··· Recorded data

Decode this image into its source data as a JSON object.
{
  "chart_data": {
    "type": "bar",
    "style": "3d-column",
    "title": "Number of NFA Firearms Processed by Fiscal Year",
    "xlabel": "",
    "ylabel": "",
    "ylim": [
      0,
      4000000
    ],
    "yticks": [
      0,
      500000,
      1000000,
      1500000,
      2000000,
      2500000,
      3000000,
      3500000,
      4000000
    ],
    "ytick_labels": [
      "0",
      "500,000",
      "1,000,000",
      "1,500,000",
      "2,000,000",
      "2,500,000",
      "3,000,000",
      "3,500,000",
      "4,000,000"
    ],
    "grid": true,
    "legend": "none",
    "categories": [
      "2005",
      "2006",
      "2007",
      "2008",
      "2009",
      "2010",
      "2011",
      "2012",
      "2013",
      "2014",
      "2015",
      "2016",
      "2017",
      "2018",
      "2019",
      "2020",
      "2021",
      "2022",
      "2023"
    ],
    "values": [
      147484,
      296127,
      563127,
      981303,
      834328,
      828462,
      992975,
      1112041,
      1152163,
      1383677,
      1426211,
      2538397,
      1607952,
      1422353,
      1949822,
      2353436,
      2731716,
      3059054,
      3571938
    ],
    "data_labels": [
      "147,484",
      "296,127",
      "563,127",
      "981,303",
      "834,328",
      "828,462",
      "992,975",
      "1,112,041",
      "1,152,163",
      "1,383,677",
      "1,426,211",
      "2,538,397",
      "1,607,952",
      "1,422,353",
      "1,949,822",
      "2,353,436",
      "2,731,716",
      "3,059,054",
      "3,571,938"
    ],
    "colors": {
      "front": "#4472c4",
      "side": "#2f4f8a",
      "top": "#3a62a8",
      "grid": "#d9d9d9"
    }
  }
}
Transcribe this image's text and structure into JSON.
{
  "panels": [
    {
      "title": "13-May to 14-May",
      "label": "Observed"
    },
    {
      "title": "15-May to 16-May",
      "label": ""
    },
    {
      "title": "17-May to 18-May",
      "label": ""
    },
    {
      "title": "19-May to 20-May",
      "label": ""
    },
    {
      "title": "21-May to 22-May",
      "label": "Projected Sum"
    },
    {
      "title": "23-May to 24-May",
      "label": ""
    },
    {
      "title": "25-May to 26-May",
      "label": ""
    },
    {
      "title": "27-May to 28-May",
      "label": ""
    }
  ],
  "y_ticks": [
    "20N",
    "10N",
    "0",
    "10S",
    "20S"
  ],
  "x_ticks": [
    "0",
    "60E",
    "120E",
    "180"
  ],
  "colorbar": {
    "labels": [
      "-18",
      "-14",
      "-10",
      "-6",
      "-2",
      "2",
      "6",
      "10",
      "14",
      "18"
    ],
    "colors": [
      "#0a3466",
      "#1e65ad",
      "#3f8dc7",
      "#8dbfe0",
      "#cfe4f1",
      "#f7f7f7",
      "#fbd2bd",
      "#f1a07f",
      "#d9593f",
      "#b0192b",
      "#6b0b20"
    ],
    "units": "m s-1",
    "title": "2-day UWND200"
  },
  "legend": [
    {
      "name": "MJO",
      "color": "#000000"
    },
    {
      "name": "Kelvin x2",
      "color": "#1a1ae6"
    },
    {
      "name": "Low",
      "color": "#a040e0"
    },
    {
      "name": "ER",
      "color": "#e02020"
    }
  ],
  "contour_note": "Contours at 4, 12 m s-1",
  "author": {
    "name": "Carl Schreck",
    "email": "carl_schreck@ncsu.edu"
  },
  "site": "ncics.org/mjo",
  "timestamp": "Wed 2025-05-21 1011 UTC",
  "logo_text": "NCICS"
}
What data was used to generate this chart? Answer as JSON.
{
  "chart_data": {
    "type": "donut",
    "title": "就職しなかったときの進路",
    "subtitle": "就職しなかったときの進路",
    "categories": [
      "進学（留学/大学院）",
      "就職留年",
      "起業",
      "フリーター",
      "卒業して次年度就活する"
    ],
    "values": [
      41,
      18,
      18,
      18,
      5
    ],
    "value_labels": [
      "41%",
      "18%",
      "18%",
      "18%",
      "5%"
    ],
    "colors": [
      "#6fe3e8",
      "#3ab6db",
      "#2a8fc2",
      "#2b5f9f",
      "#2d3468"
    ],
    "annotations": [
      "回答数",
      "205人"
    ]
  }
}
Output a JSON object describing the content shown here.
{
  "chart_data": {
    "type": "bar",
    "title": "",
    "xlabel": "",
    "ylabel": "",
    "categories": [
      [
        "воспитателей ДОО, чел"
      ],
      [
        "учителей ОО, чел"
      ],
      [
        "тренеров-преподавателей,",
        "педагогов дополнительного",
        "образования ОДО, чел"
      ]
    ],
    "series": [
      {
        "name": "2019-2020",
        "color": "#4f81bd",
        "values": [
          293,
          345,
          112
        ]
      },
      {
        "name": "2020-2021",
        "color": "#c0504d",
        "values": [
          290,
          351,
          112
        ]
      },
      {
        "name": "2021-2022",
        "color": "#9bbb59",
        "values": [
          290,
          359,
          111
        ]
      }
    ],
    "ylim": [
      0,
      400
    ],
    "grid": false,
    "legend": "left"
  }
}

······

§ The request: Show every line where the string "object" appears.

§ Answer to the problem:
Decode this image into its source data as a JSON object.
Output a JSON object describing the content shown here.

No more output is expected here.